In the listing below, pick out lines with "Factor".

Data extract:
------------------------------------------------------------------------
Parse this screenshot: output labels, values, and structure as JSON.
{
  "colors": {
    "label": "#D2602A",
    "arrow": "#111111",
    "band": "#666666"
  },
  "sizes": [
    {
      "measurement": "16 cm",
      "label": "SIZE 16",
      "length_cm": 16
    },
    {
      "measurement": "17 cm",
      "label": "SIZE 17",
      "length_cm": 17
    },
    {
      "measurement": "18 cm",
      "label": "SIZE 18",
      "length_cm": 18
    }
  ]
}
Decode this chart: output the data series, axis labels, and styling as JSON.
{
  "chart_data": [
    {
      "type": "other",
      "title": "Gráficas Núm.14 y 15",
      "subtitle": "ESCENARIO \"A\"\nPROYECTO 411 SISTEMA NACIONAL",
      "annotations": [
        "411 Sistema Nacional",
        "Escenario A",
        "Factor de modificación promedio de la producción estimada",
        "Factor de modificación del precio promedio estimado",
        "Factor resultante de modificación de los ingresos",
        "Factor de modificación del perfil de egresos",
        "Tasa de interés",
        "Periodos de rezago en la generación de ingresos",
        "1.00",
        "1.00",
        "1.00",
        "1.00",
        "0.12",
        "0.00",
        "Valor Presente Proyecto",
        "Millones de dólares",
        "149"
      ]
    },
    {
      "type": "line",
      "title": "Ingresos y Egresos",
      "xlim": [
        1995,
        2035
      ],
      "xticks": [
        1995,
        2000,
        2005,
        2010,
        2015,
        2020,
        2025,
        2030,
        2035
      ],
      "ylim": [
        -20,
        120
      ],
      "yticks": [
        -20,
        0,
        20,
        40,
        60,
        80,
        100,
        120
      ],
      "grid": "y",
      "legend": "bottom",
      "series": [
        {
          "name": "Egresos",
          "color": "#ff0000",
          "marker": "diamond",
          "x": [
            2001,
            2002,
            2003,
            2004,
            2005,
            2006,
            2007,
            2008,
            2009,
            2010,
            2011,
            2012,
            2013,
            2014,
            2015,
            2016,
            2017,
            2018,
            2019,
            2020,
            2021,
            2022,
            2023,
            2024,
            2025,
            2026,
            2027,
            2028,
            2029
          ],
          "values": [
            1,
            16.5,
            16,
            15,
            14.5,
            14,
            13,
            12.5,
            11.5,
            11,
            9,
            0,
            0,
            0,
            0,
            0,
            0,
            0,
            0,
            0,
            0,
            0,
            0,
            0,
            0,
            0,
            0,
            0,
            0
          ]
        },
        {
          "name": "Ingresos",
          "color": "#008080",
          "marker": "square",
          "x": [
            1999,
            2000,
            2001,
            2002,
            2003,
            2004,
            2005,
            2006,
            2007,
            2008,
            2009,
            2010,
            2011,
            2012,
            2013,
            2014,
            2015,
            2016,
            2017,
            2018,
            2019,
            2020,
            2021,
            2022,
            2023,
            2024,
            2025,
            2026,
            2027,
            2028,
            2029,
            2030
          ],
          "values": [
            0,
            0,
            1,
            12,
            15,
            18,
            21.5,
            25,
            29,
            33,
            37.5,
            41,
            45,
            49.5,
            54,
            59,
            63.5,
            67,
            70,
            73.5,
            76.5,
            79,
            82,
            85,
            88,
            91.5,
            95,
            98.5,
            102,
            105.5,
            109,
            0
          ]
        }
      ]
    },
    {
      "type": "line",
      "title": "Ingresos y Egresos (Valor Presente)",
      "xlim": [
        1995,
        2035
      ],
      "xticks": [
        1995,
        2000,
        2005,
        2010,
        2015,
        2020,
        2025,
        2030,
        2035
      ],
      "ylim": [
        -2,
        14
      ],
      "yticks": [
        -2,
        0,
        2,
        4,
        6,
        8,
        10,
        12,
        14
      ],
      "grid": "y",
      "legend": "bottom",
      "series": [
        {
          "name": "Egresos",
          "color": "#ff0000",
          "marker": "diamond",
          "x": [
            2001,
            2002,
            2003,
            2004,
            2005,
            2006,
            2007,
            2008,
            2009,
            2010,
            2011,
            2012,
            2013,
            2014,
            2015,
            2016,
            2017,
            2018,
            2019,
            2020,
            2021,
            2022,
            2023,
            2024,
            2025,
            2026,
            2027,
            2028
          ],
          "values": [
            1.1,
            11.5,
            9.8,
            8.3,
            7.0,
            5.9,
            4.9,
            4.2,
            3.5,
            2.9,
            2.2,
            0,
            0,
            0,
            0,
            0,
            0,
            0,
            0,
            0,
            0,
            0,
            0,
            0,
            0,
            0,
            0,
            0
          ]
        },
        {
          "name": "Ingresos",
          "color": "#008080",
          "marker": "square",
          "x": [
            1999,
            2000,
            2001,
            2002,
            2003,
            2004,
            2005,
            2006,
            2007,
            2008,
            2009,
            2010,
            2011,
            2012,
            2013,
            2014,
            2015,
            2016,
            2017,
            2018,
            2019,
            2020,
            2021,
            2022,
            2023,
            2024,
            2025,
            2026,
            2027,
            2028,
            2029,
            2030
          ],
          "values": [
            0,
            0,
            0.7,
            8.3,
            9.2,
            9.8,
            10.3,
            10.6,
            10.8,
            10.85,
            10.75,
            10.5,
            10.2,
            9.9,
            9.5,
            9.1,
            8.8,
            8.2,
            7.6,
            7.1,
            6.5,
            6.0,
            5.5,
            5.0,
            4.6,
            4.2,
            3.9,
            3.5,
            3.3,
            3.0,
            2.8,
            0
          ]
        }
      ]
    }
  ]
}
------------------------------------------------------------------------
Answer to the task:
        "Factor de modificación promedio de la producción estimada",
        "Factor de modificación del precio promedio estimado",
        "Factor resultante de modificación de los ingresos",
        "Factor de modificación del perfil de egresos",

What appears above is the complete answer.